> _GIVEN PASSAGE_
* * * * * * * * *

In pre-v6, action queues are quite hard to understand, because the syntax is very counter-intuitive. Based on a recent conversation, I thought I share a little bit of advise on how queues work.
Each action has a dedicated queue. This queue can be in-memory, it can be on disk and it can be a combination of both. There is also direct mode, which means by design there is a queue but the actual driver does forward messages to the action without action queueing.
When you define actions, the queue parameters belong to the next action (in v6 this is far easier to understand and see as the queue params are specified within the action). In the snippet below, we have two actions, and each of them is configured with different queue settings. This results with two different sets of queue files being written. It is important that the queue file names are different (as they are), but otherwise the queues are independent. There can be as many disk (or DA) queues as there are actions. Note that if there is only a single action queue and n actions, this means only one action uses the disk queue, whereas n-1 actions do not use it (if nothing else is set, they run in direct mode).

* * * * * * * * *

> _PROVIDED MATERIAL_
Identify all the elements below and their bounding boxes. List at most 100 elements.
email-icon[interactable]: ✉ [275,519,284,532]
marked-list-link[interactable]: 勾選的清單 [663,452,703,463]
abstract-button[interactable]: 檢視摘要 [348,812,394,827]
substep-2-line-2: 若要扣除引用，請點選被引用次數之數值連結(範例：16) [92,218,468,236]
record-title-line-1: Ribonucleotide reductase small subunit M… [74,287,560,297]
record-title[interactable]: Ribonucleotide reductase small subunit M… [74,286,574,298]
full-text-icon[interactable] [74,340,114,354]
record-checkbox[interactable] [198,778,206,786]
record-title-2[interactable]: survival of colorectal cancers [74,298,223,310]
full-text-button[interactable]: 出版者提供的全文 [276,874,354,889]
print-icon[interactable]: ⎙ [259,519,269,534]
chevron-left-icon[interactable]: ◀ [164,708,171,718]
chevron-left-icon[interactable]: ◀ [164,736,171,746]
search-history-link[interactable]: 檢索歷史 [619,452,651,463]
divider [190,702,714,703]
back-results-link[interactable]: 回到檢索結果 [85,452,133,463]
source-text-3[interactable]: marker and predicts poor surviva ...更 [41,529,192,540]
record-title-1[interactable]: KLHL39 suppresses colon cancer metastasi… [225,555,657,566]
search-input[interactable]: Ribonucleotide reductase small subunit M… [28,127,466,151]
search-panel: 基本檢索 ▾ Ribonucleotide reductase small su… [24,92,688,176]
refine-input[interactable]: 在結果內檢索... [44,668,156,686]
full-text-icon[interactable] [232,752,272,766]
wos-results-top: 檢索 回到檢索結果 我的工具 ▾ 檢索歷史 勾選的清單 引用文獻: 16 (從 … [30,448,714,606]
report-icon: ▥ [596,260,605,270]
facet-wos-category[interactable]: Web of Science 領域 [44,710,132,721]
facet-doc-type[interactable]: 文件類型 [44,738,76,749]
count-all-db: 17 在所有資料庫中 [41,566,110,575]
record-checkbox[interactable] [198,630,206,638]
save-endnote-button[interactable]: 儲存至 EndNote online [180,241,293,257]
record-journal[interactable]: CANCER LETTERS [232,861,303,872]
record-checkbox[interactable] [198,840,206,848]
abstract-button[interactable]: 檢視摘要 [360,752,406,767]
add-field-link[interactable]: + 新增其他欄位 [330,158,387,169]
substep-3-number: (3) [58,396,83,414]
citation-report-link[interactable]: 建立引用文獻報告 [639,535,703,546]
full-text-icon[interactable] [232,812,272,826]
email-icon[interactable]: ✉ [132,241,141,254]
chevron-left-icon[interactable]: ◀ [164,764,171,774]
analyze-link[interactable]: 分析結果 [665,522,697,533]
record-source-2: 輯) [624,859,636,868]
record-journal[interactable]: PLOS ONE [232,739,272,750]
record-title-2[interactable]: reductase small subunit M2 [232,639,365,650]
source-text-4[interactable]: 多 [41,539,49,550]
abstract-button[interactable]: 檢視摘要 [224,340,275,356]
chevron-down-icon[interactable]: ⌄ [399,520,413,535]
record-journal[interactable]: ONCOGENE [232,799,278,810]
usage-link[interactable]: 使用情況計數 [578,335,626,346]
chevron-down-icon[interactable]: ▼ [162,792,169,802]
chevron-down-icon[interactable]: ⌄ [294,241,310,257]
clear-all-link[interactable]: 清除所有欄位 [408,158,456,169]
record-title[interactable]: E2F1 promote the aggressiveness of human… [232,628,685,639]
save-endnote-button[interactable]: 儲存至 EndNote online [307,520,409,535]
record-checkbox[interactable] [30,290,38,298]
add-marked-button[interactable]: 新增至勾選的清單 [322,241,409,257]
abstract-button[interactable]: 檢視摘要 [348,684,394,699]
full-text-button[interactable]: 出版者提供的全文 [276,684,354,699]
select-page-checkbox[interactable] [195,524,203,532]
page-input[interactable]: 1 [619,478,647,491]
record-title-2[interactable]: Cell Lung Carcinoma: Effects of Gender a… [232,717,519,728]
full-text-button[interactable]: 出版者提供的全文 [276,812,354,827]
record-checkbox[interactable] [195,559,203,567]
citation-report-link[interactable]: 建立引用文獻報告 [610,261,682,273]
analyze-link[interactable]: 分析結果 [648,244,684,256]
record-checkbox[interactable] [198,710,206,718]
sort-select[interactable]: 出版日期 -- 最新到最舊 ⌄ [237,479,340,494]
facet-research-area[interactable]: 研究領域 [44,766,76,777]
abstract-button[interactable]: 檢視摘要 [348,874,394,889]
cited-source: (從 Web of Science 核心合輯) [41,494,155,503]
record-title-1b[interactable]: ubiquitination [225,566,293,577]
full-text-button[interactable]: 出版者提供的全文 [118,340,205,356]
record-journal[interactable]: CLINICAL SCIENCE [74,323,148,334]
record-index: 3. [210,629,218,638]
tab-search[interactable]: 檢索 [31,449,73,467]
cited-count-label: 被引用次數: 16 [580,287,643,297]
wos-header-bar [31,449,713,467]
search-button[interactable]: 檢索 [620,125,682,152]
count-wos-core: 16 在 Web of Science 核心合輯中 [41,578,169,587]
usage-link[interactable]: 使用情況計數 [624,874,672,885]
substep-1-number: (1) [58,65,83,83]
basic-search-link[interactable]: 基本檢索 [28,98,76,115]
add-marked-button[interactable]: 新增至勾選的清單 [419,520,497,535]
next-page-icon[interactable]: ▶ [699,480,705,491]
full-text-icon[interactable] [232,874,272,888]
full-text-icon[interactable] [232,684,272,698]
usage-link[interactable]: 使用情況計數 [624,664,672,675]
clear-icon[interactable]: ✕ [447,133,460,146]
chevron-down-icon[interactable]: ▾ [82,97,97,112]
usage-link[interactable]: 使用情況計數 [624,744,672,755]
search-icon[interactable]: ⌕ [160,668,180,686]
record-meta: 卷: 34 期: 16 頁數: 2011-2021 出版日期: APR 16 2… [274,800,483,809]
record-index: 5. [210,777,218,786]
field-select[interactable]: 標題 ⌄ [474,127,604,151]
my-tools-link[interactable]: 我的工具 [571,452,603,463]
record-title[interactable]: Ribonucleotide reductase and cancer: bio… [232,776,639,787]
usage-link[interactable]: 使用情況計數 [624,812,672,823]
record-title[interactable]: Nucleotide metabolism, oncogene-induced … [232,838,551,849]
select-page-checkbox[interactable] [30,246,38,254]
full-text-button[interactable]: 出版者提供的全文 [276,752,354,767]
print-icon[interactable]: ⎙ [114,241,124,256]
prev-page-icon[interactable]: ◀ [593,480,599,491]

* * * * * * * * *

> _PROBLEMS AND TASKS_
**A.** In the passage on action queues, which action do the queue parameters belong to when you define actions before v6?
**B.** Reproduce the part of the passage on action queues between "When you define" and "in direct mode).", inclusive.

> _SOLUTIONS TO EACH TASK_
**A.** They belong to the next action.

**B.**
When you define actions, the queue parameters belong to the next action (in v6 this is far easier to understand and see as the queue params are specified within the action). In the snippet below, we have two actions, and each of them is configured with different queue settings. This results with two different sets of queue files being written. It is important that the queue file names are different (as they are), but otherwise the queues are independent. There can be as many disk (or DA) queues as there are actions. Note that if there is only a single action queue and n actions, this means only one action uses the disk queue, whereas n-1 actions do not use it (if nothing else is set, they run in direct mode).